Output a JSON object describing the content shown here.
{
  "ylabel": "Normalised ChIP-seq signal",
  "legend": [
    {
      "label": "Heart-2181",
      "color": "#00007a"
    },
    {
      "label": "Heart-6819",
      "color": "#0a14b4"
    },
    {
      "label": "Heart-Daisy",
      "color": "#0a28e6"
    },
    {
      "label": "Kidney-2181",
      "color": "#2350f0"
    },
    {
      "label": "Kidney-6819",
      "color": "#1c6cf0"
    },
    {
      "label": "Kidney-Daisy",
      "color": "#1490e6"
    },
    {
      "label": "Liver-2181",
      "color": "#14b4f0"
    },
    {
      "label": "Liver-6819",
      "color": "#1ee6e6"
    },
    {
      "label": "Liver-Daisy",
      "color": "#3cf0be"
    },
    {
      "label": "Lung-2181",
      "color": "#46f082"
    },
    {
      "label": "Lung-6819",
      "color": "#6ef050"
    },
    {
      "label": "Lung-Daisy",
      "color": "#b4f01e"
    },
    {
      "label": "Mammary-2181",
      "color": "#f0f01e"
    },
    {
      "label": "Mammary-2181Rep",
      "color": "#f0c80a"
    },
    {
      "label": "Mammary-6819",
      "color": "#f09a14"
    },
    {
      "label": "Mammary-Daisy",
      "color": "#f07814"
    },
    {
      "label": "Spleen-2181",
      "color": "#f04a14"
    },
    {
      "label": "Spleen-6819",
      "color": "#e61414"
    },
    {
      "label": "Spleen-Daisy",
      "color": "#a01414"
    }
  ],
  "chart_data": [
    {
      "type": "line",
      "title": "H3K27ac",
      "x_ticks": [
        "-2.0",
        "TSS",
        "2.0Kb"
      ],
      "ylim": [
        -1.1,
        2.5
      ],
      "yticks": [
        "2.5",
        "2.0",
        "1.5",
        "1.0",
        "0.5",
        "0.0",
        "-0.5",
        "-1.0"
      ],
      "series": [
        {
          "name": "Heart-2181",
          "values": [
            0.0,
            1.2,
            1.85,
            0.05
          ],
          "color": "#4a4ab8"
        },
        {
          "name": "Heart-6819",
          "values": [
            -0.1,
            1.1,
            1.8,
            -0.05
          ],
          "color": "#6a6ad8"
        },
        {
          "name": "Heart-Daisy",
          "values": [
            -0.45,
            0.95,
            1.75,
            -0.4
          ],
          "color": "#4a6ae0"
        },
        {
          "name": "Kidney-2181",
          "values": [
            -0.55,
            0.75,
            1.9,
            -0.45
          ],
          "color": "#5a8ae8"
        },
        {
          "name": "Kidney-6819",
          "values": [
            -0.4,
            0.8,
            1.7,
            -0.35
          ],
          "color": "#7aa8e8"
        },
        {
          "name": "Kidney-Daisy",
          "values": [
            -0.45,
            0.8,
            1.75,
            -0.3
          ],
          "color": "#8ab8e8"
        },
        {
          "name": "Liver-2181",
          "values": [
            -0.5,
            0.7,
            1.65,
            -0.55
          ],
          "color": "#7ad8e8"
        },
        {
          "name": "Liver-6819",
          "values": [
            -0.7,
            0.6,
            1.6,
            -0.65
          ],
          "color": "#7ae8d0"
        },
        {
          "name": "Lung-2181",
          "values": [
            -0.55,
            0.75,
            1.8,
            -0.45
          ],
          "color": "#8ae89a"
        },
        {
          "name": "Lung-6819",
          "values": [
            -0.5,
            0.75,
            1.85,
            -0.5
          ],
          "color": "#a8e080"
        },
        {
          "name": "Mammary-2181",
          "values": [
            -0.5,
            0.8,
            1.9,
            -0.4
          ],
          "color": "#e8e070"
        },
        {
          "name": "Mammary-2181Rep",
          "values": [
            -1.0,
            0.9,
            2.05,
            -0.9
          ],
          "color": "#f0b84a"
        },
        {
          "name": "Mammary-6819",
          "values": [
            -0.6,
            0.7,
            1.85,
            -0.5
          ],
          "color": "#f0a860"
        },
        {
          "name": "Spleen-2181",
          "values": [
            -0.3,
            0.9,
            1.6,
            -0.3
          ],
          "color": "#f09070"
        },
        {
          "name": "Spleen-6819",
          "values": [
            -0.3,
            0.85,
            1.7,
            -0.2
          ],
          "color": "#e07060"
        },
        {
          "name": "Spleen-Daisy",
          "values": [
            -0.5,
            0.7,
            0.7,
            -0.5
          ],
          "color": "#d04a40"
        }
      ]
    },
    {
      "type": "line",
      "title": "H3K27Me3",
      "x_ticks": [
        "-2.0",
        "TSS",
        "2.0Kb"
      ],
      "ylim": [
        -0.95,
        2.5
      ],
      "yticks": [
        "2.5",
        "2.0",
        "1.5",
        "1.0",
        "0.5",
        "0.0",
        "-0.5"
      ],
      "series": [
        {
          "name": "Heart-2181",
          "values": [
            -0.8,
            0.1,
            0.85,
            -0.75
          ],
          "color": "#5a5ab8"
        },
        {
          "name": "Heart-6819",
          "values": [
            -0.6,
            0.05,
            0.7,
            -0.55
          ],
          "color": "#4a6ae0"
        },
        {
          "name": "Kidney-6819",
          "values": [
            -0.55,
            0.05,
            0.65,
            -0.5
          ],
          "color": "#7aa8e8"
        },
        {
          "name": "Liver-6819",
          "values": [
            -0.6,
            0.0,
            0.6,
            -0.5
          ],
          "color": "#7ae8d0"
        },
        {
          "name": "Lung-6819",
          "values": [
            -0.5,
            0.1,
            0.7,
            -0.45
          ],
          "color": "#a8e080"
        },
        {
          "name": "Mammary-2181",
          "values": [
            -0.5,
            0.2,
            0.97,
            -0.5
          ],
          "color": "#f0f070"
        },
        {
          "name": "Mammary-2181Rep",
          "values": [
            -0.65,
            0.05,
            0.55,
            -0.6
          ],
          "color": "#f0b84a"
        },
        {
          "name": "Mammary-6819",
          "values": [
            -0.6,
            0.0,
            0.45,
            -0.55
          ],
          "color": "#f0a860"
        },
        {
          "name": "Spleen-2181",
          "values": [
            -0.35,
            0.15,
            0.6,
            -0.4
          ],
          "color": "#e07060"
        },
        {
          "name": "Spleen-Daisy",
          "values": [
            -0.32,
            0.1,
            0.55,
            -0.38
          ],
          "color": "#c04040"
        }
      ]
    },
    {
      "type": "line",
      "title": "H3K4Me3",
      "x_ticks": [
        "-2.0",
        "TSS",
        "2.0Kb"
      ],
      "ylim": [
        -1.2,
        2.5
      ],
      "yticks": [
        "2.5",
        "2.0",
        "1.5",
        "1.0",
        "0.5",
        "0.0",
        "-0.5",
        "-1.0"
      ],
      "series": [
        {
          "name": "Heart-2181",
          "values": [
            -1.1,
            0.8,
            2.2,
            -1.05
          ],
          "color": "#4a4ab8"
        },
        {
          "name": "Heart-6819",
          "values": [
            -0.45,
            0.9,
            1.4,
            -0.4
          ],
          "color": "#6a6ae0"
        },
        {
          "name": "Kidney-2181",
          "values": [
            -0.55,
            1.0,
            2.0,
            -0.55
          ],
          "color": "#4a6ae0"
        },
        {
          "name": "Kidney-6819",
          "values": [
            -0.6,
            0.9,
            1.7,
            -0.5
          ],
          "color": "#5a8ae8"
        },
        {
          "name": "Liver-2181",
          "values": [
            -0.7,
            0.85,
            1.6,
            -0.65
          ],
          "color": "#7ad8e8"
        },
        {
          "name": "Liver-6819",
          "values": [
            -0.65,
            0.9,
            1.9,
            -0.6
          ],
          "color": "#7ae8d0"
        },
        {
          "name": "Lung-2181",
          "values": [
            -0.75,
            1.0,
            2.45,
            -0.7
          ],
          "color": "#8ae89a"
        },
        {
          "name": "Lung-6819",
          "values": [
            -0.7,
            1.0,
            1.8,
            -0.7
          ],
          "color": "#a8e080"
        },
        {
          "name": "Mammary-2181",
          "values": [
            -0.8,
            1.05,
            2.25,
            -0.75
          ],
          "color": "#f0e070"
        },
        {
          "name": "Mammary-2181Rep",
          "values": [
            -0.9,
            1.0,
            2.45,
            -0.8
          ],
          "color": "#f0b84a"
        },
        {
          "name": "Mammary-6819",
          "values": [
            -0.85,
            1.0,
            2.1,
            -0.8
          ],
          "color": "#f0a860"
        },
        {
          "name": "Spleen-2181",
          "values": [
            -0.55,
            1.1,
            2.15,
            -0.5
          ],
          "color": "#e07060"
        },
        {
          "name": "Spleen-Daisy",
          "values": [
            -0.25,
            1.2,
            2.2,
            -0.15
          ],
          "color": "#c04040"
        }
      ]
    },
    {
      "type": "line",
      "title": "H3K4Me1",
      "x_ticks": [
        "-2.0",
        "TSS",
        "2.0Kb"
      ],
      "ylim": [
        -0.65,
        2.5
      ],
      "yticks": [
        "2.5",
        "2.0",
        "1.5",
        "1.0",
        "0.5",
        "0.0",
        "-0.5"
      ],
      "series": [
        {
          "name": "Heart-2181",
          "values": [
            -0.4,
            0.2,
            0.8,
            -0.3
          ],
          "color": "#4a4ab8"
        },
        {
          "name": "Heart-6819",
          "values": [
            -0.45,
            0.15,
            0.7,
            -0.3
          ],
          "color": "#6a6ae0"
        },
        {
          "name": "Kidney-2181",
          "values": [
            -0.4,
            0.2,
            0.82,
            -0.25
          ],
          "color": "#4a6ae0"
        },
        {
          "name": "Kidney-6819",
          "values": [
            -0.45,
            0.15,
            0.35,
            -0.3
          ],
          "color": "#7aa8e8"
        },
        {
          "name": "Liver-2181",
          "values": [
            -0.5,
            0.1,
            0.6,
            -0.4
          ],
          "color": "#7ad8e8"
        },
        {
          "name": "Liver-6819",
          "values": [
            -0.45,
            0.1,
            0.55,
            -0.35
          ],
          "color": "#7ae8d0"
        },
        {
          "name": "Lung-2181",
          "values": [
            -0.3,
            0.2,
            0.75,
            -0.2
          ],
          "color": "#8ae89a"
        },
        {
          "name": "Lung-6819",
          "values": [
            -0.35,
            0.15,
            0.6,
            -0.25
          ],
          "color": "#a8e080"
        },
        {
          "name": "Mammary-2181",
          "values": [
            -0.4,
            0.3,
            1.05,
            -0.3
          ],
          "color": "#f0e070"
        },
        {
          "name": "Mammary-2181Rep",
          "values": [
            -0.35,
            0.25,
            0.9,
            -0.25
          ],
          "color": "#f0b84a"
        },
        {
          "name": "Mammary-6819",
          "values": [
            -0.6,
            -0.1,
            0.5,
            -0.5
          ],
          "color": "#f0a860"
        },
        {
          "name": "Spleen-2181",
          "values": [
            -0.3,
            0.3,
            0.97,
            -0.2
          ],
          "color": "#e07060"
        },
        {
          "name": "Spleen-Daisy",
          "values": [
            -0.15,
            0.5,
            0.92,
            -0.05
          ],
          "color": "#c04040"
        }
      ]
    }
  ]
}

> _GIVEN PROBLEM_
Find the number of lines in which the word "title" occurs, and write nothing but that number.

> _SOLUTION TO THE EXERCISE_
4